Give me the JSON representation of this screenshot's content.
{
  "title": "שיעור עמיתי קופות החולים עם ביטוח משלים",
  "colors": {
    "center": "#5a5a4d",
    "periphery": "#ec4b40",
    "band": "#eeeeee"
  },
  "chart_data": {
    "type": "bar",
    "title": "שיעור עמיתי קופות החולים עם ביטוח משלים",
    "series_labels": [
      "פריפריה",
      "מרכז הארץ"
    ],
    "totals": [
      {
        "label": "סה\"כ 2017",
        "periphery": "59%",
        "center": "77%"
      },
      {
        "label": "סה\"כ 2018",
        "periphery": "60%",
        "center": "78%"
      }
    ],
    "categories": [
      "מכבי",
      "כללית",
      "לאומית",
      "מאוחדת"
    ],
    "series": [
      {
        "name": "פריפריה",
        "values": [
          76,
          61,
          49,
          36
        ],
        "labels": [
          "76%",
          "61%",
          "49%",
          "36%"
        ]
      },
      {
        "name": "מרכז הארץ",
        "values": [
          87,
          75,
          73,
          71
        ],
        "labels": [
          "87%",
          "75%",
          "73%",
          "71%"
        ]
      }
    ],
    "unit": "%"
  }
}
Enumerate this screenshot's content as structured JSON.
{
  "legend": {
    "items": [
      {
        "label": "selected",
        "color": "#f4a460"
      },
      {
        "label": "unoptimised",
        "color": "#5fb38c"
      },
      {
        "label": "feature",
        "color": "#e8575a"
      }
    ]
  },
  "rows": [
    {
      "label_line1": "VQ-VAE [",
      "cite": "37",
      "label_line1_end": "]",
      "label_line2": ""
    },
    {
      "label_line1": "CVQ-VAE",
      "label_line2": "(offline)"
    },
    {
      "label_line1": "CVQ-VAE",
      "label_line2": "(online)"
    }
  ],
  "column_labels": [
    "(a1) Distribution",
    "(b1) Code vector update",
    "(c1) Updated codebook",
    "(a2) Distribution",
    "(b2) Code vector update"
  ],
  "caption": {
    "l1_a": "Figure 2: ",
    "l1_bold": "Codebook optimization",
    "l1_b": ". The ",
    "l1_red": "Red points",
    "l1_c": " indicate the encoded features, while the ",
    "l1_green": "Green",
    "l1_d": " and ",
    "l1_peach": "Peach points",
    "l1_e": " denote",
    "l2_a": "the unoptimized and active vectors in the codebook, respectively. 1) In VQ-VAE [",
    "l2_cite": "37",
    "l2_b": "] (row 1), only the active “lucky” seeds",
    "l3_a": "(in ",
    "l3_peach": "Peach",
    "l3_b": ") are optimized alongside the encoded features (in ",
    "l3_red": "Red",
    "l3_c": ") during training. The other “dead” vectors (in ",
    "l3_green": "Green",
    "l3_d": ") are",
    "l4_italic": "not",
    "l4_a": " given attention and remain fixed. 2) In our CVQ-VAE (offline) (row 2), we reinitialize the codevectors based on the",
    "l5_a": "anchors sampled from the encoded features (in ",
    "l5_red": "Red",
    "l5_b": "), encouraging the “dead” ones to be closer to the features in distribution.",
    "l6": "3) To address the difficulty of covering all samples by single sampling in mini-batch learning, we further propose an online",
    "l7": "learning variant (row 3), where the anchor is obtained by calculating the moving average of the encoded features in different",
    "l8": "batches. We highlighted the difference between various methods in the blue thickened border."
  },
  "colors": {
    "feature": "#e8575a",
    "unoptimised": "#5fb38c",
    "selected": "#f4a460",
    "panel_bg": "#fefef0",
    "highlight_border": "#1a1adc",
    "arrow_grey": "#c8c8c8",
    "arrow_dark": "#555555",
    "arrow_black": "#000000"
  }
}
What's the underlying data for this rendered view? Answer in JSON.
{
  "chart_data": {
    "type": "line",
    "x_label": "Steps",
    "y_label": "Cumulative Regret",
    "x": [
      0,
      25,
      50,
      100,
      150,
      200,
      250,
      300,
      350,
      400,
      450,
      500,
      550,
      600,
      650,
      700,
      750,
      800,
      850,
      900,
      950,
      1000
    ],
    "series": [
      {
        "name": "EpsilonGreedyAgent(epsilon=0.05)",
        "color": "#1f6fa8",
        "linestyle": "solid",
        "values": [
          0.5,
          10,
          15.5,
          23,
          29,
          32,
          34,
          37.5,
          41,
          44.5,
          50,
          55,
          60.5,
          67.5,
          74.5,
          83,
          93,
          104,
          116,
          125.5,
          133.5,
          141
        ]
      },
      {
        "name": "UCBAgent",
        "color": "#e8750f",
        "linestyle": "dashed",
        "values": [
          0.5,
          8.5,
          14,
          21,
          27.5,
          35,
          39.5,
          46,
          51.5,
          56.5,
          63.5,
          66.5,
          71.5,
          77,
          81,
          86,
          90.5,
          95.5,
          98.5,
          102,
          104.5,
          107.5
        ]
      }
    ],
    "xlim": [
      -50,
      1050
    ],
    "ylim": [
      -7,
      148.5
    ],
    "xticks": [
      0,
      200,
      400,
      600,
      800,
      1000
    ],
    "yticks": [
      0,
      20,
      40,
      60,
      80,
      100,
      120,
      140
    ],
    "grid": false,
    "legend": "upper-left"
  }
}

================================

* _Written instruction_
Every line in the data above that contains "החולים" needs to be copied.

* _The solution_
  "title": "שיעור עמיתי קופות החולים עם ביטוח משלים",
    "title": "שיעור עמיתי קופות החולים עם ביטוח משלים",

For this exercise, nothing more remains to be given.